* Begin Records supplied *

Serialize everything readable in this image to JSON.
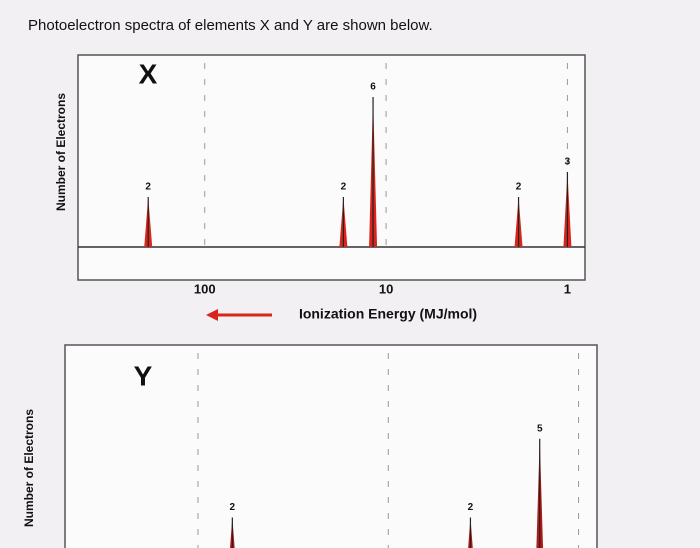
{
  "heading": "Photoelectron spectra of elements X and Y are shown below.",
  "chart_data": [
    {
      "type": "stem",
      "title": "X",
      "ylabel": "Number of Electrons",
      "xlabel": "Ionization Energy (MJ/mol)",
      "log_x": true,
      "xlim": [
        500,
        0.8
      ],
      "xticks": [
        100,
        10,
        1
      ],
      "tick_labels": true,
      "grid": true,
      "ylim": [
        0,
        8
      ],
      "color": "#d8261c",
      "x": [
        205,
        17.2,
        11.8,
        1.86,
        1.0
      ],
      "values": [
        2,
        2,
        6,
        2,
        3
      ]
    },
    {
      "type": "stem",
      "title": "Y",
      "ylabel": "Number of Electrons",
      "log_x": true,
      "xlim": [
        500,
        0.8
      ],
      "xticks": [
        100,
        10,
        1
      ],
      "tick_labels": false,
      "grid": true,
      "ylim": [
        0,
        8
      ],
      "color": "#b01a14",
      "x": [
        66,
        3.7,
        1.6
      ],
      "values": [
        2,
        2,
        5
      ]
    }
  ]
}
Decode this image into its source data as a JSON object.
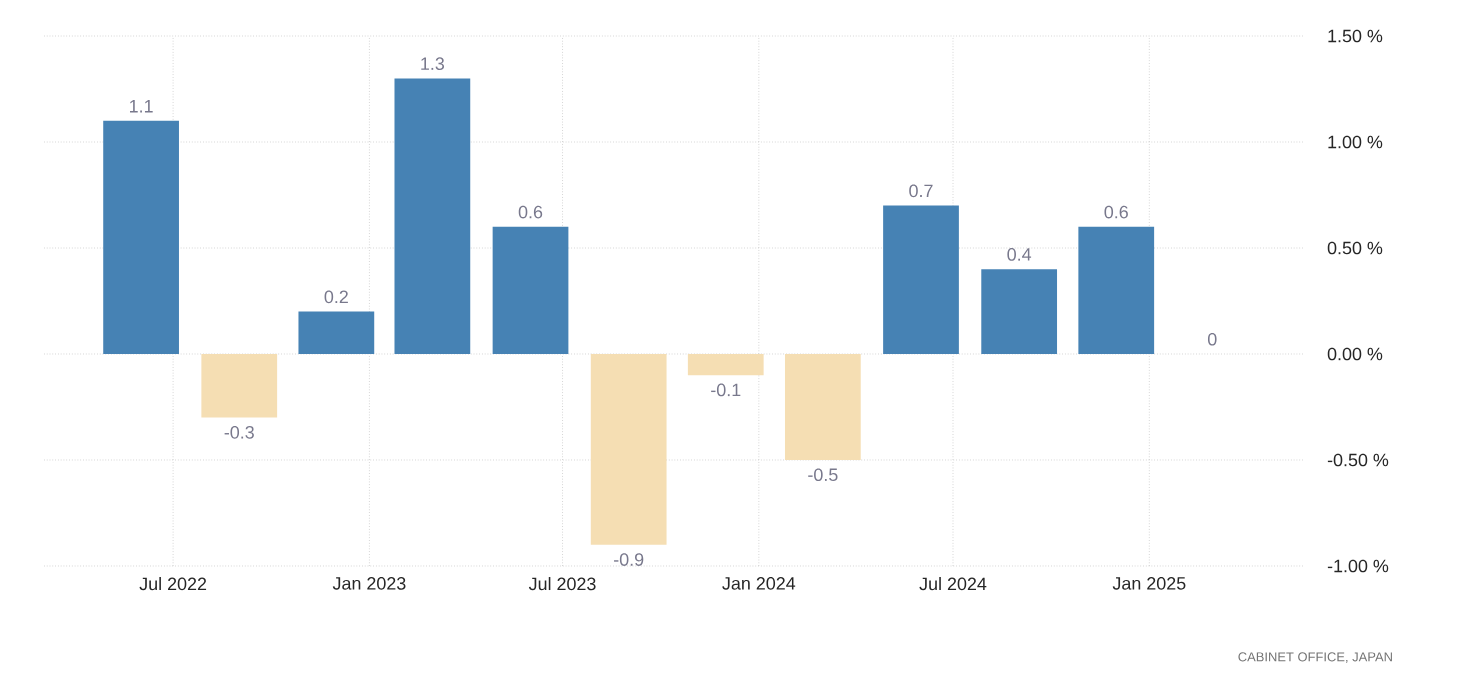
{
  "chart_data": {
    "type": "bar",
    "x": [
      "2022-06",
      "2022-09",
      "2022-12",
      "2023-03",
      "2023-06",
      "2023-09",
      "2023-12",
      "2024-03",
      "2024-06",
      "2024-09",
      "2024-12",
      "2025-03"
    ],
    "values": [
      1.1,
      -0.3,
      0.2,
      1.3,
      0.6,
      -0.9,
      -0.1,
      -0.5,
      0.7,
      0.4,
      0.6,
      0
    ],
    "colors": [
      "#4682b4",
      "#f5deb3",
      "#4682b4",
      "#4682b4",
      "#4682b4",
      "#f5deb3",
      "#f5deb3",
      "#f5deb3",
      "#4682b4",
      "#4682b4",
      "#4682b4",
      "#4682b4"
    ],
    "data_labels": true,
    "xlim": [
      "2022-03-02",
      "2025-05-26"
    ],
    "xticks": [
      {
        "value": "2022-07-01",
        "label": "Jul 2022"
      },
      {
        "value": "2023-01-01",
        "label": "Jan 2023"
      },
      {
        "value": "2023-07-01",
        "label": "Jul 2023"
      },
      {
        "value": "2024-01-01",
        "label": "Jan 2024"
      },
      {
        "value": "2024-07-01",
        "label": "Jul 2024"
      },
      {
        "value": "2025-01-01",
        "label": "Jan 2025"
      }
    ],
    "ylim": [
      -1,
      1.5
    ],
    "yticks": [
      {
        "value": 1.5,
        "label": "1.50 %"
      },
      {
        "value": 1,
        "label": "1.00 %"
      },
      {
        "value": 0.5,
        "label": "0.50 %"
      },
      {
        "value": 0,
        "label": "0.00 %"
      },
      {
        "value": -0.5,
        "label": "-0.50 %"
      },
      {
        "value": -1,
        "label": "-1.00 %"
      }
    ],
    "grid": true,
    "annotations": [
      "CABINET OFFICE, JAPAN"
    ]
  }
}
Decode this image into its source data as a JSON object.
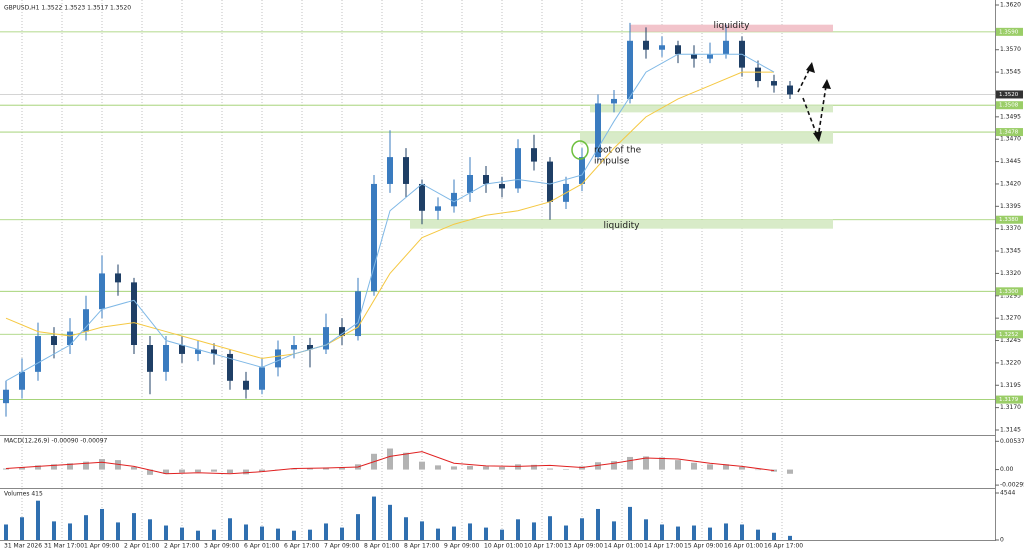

* End Records supplied *

Pictures in the records must not appear in the copy; transcribe everything else precisely.

Serialize everything readable in this image to JSON.
{
  "heading": "Photoelectron spectra of elements X and Y are shown below.",
  "chart_data": [
    {
      "type": "stem",
      "title": "X",
      "ylabel": "Number of Electrons",
      "xlabel": "Ionization Energy (MJ/mol)",
      "log_x": true,
      "xlim": [
        500,
        0.8
      ],
      "xticks": [
        100,
        10,
        1
      ],
      "tick_labels": true,
      "grid": true,
      "ylim": [
        0,
        8
      ],
      "color": "#d8261c",
      "x": [
        205,
        17.2,
        11.8,
        1.86,
        1.0
      ],
      "values": [
        2,
        2,
        6,
        2,
        3
      ]
    },
    {
      "type": "stem",
      "title": "Y",
      "ylabel": "Number of Electrons",
      "log_x": true,
      "xlim": [
        500,
        0.8
      ],
      "xticks": [
        100,
        10,
        1
      ],
      "tick_labels": false,
      "grid": true,
      "ylim": [
        0,
        8
      ],
      "color": "#b01a14",
      "x": [
        66,
        3.7,
        1.6
      ],
      "values": [
        2,
        2,
        5
      ]
    }
  ]
}
Decode this image into its source data as a JSON object.
{
  "chart_data": {
    "type": "bar",
    "x": [
      "2022-06",
      "2022-09",
      "2022-12",
      "2023-03",
      "2023-06",
      "2023-09",
      "2023-12",
      "2024-03",
      "2024-06",
      "2024-09",
      "2024-12",
      "2025-03"
    ],
    "values": [
      1.1,
      -0.3,
      0.2,
      1.3,
      0.6,
      -0.9,
      -0.1,
      -0.5,
      0.7,
      0.4,
      0.6,
      0
    ],
    "colors": [
      "#4682b4",
      "#f5deb3",
      "#4682b4",
      "#4682b4",
      "#4682b4",
      "#f5deb3",
      "#f5deb3",
      "#f5deb3",
      "#4682b4",
      "#4682b4",
      "#4682b4",
      "#4682b4"
    ],
    "data_labels": true,
    "xlim": [
      "2022-03-02",
      "2025-05-26"
    ],
    "xticks": [
      {
        "value": "2022-07-01",
        "label": "Jul 2022"
      },
      {
        "value": "2023-01-01",
        "label": "Jan 2023"
      },
      {
        "value": "2023-07-01",
        "label": "Jul 2023"
      },
      {
        "value": "2024-01-01",
        "label": "Jan 2024"
      },
      {
        "value": "2024-07-01",
        "label": "Jul 2024"
      },
      {
        "value": "2025-01-01",
        "label": "Jan 2025"
      }
    ],
    "ylim": [
      -1,
      1.5
    ],
    "yticks": [
      {
        "value": 1.5,
        "label": "1.50 %"
      },
      {
        "value": 1,
        "label": "1.00 %"
      },
      {
        "value": 0.5,
        "label": "0.50 %"
      },
      {
        "value": 0,
        "label": "0.00 %"
      },
      {
        "value": -0.5,
        "label": "-0.50 %"
      },
      {
        "value": -1,
        "label": "-1.00 %"
      }
    ],
    "grid": true,
    "annotations": [
      "CABINET OFFICE, JAPAN"
    ]
  }
}
Decode this image into its source data as a JSON object.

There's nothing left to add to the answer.